**Exercise directions**
Copy each line below exactly and leave the pictures out.

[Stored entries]
•••••

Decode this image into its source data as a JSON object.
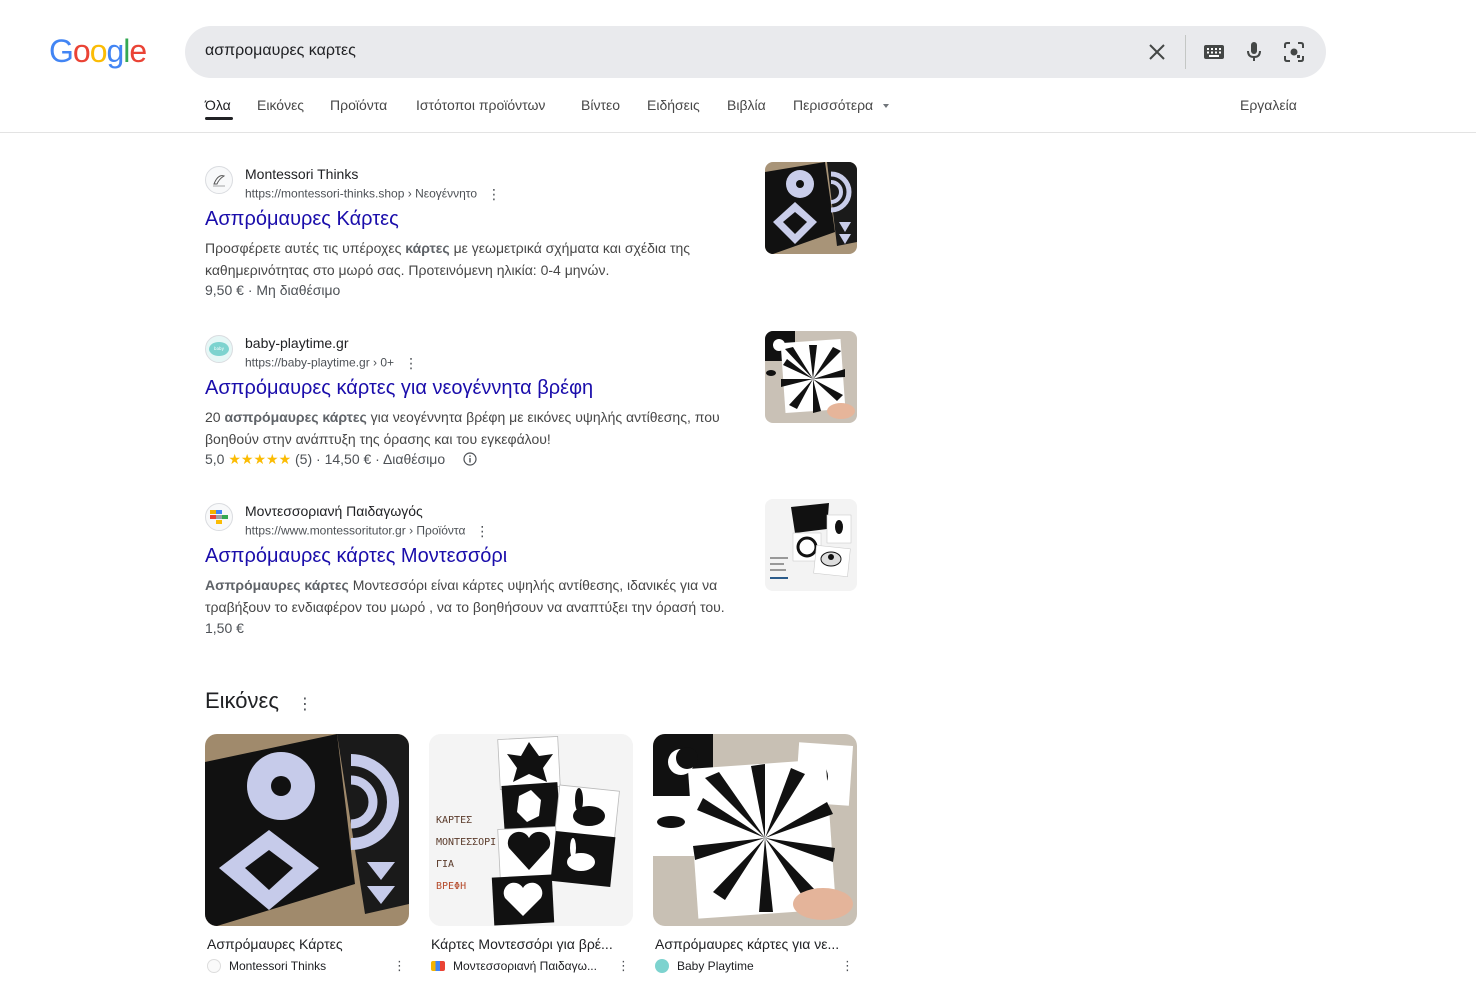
{
  "logo": {
    "text": "Google"
  },
  "search": {
    "query": "ασπρομαυρες καρτες",
    "clear_icon": "close-icon",
    "keyboard_icon": "keyboard-icon",
    "mic_icon": "microphone-icon",
    "lens_icon": "camera-lens-icon"
  },
  "tabs": [
    {
      "label": "Όλα",
      "active": true
    },
    {
      "label": "Εικόνες"
    },
    {
      "label": "Προϊόντα"
    },
    {
      "label": "Ιστότοποι προϊόντων"
    },
    {
      "label": "Βίντεο"
    },
    {
      "label": "Ειδήσεις"
    },
    {
      "label": "Βιβλία"
    },
    {
      "label": "Περισσότερα"
    }
  ],
  "tools_label": "Εργαλεία",
  "results": [
    {
      "site_name": "Montessori Thinks",
      "url": "https://montessori-thinks.shop › Νεογέννητο",
      "title": "Ασπρόμαυρες Κάρτες",
      "snippet_pre": "Προσφέρετε αυτές τις υπέροχες ",
      "snippet_bold": "κάρτες",
      "snippet_post": " με γεωμετρικά σχήματα και σχέδια της καθημερινότητας στο μωρό σας. Προτεινόμενη ηλικία: 0-4 μηνών.",
      "meta": "9,50 € · Μη διαθέσιμο"
    },
    {
      "site_name": "baby-playtime.gr",
      "url": "https://baby-playtime.gr › 0+",
      "title": "Ασπρόμαυρες κάρτες για νεογέννητα βρέφη",
      "snippet_pre": "20 ",
      "snippet_bold": "ασπρόμαυρες κάρτες",
      "snippet_post": " για νεογέννητα βρέφη με εικόνες υψηλής αντίθεσης, που βοηθούν στην ανάπτυξη της όρασης και του εγκεφάλου!",
      "rating": "5,0",
      "stars": "★★★★★",
      "meta_after": "(5) · 14,50 € · Διαθέσιμο"
    },
    {
      "site_name": "Μοντεσσοριανή Παιδαγωγός",
      "url": "https://www.montessoritutor.gr › Προϊόντα",
      "title": "Ασπρόμαυρες κάρτες Μοντεσσόρι",
      "snippet_pre": "",
      "snippet_bold": "Ασπρόμαυρες κάρτες",
      "snippet_post": " Μοντεσσόρι είναι κάρτες υψηλής αντίθεσης, ιδανικές για να τραβήξουν το ενδιαφέρον του μωρό , να το βοηθήσουν να αναπτύξει την όρασή του.",
      "meta": "1,50 €"
    }
  ],
  "images_section": {
    "heading": "Εικόνες",
    "items": [
      {
        "title": "Ασπρόμαυρες Κάρτες",
        "source": "Montessori Thinks"
      },
      {
        "title": "Κάρτες Μοντεσσόρι για βρέ...",
        "source": "Μοντεσσοριανή Παιδαγω...",
        "card_text": [
          "ΚΑΡΤΕΣ",
          "ΜΟΝΤΕΣΣΟΡΙ",
          "ΓΙΑ",
          "ΒΡΕΦΗ"
        ]
      },
      {
        "title": "Ασπρόμαυρες κάρτες για νε...",
        "source": "Baby Playtime"
      }
    ]
  },
  "colors": {
    "link": "#1a0dab",
    "star": "#fbbc04",
    "search_bg": "#e9eaed"
  }
}
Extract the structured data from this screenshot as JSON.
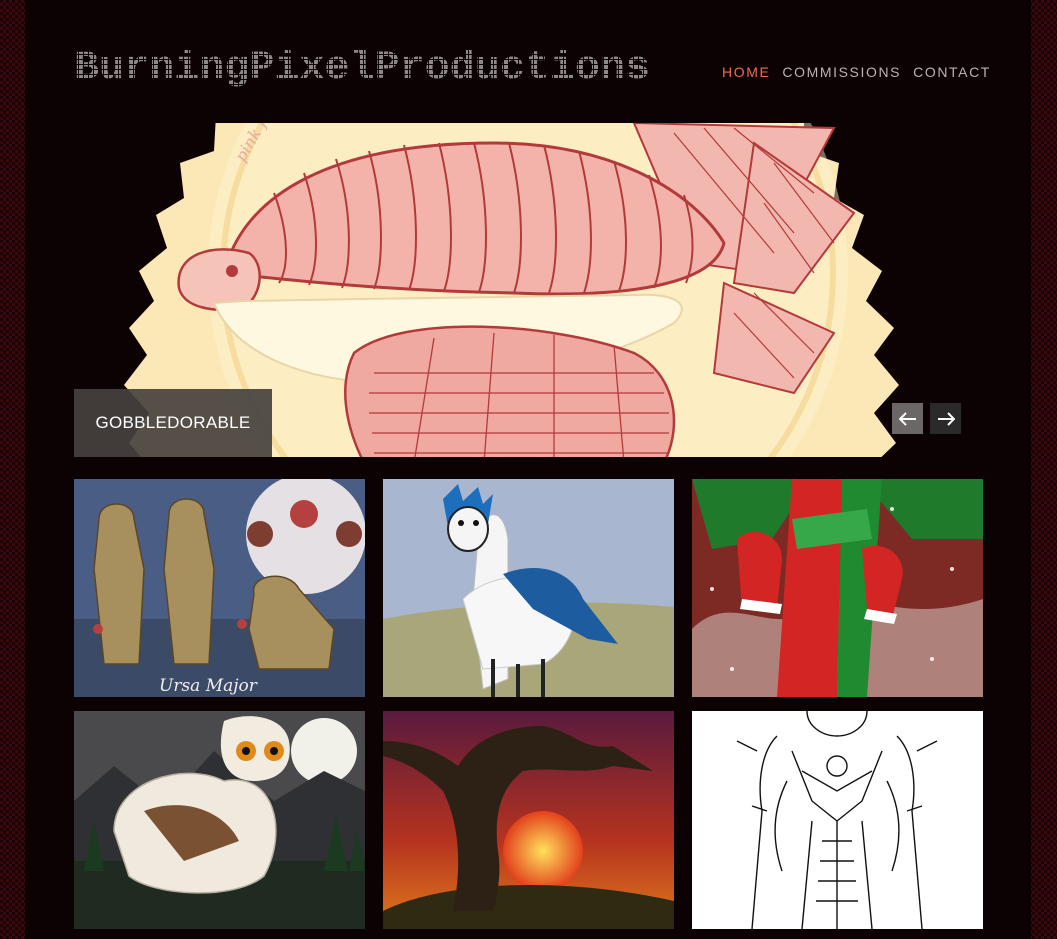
{
  "site": {
    "logo_text": "BurningPixelProductions"
  },
  "nav": {
    "items": [
      {
        "label": "HOME",
        "active": true
      },
      {
        "label": "COMMISSIONS",
        "active": false
      },
      {
        "label": "CONTACT",
        "active": false
      }
    ]
  },
  "slider": {
    "caption": "GOBBLEDORABLE",
    "watermark": "pink fu",
    "prev_icon": "arrow-left-icon",
    "next_icon": "arrow-right-icon"
  },
  "gallery": {
    "items": [
      {
        "name": "ursa-major-thumbnail",
        "signature": "Ursa Major"
      },
      {
        "name": "blue-jay-llama-thumbnail"
      },
      {
        "name": "christmas-dragon-thumbnail"
      },
      {
        "name": "owl-dog-thumbnail"
      },
      {
        "name": "sunset-tree-thumbnail"
      },
      {
        "name": "armored-knight-lineart-thumbnail"
      }
    ]
  },
  "colors": {
    "accent": "#ef6a52",
    "nav_text": "#b9b3b2",
    "caption_bg": "#46413f",
    "background": "#0c0203"
  }
}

•••••

**Exercise result**
Decode this image into its source data as a JSON object.
{
  "logo": {
    "text": "Google"
  },
  "search": {
    "query": "ασπρομαυρες καρτες",
    "clear_icon": "close-icon",
    "keyboard_icon": "keyboard-icon",
    "mic_icon": "microphone-icon",
    "lens_icon": "camera-lens-icon"
  },
  "tabs": [
    {
      "label": "Όλα",
      "active": true
    },
    {
      "label": "Εικόνες"
    },
    {
      "label": "Προϊόντα"
    },
    {
      "label": "Ιστότοποι προϊόντων"
    },
    {
      "label": "Βίντεο"
    },
    {
      "label": "Ειδήσεις"
    },
    {
      "label": "Βιβλία"
    },
    {
      "label": "Περισσότερα"
    }
  ],
  "tools_label": "Εργαλεία",
  "results": [
    {
      "site_name": "Montessori Thinks",
      "url": "https://montessori-thinks.shop › Νεογέννητο",
      "title": "Ασπρόμαυρες Κάρτες",
      "snippet_pre": "Προσφέρετε αυτές τις υπέροχες ",
      "snippet_bold": "κάρτες",
      "snippet_post": " με γεωμετρικά σχήματα και σχέδια της καθημερινότητας στο μωρό σας. Προτεινόμενη ηλικία: 0-4 μηνών.",
      "meta": "9,50 € · Μη διαθέσιμο"
    },
    {
      "site_name": "baby-playtime.gr",
      "url": "https://baby-playtime.gr › 0+",
      "title": "Ασπρόμαυρες κάρτες για νεογέννητα βρέφη",
      "snippet_pre": "20 ",
      "snippet_bold": "ασπρόμαυρες κάρτες",
      "snippet_post": " για νεογέννητα βρέφη με εικόνες υψηλής αντίθεσης, που βοηθούν στην ανάπτυξη της όρασης και του εγκεφάλου!",
      "rating": "5,0",
      "stars": "★★★★★",
      "meta_after": "(5) · 14,50 € · Διαθέσιμο"
    },
    {
      "site_name": "Μοντεσσοριανή Παιδαγωγός",
      "url": "https://www.montessoritutor.gr › Προϊόντα",
      "title": "Ασπρόμαυρες κάρτες Μοντεσσόρι",
      "snippet_pre": "",
      "snippet_bold": "Ασπρόμαυρες κάρτες",
      "snippet_post": " Μοντεσσόρι είναι κάρτες υψηλής αντίθεσης, ιδανικές για να τραβήξουν το ενδιαφέρον του μωρό , να το βοηθήσουν να αναπτύξει την όρασή του.",
      "meta": "1,50 €"
    }
  ],
  "images_section": {
    "heading": "Εικόνες",
    "items": [
      {
        "title": "Ασπρόμαυρες Κάρτες",
        "source": "Montessori Thinks"
      },
      {
        "title": "Κάρτες Μοντεσσόρι για βρέ...",
        "source": "Μοντεσσοριανή Παιδαγω...",
        "card_text": [
          "ΚΑΡΤΕΣ",
          "ΜΟΝΤΕΣΣΟΡΙ",
          "ΓΙΑ",
          "ΒΡΕΦΗ"
        ]
      },
      {
        "title": "Ασπρόμαυρες κάρτες για νε...",
        "source": "Baby Playtime"
      }
    ]
  },
  "colors": {
    "link": "#1a0dab",
    "star": "#fbbc04",
    "search_bg": "#e9eaed"
  }
}
Extract the structured data from this screenshot as JSON.
{
  "site": {
    "logo_text": "BurningPixelProductions"
  },
  "nav": {
    "items": [
      {
        "label": "HOME",
        "active": true
      },
      {
        "label": "COMMISSIONS",
        "active": false
      },
      {
        "label": "CONTACT",
        "active": false
      }
    ]
  },
  "slider": {
    "caption": "GOBBLEDORABLE",
    "watermark": "pink fu",
    "prev_icon": "arrow-left-icon",
    "next_icon": "arrow-right-icon"
  },
  "gallery": {
    "items": [
      {
        "name": "ursa-major-thumbnail",
        "signature": "Ursa Major"
      },
      {
        "name": "blue-jay-llama-thumbnail"
      },
      {
        "name": "christmas-dragon-thumbnail"
      },
      {
        "name": "owl-dog-thumbnail"
      },
      {
        "name": "sunset-tree-thumbnail"
      },
      {
        "name": "armored-knight-lineart-thumbnail"
      }
    ]
  },
  "colors": {
    "accent": "#ef6a52",
    "nav_text": "#b9b3b2",
    "caption_bg": "#46413f",
    "background": "#0c0203"
  }
}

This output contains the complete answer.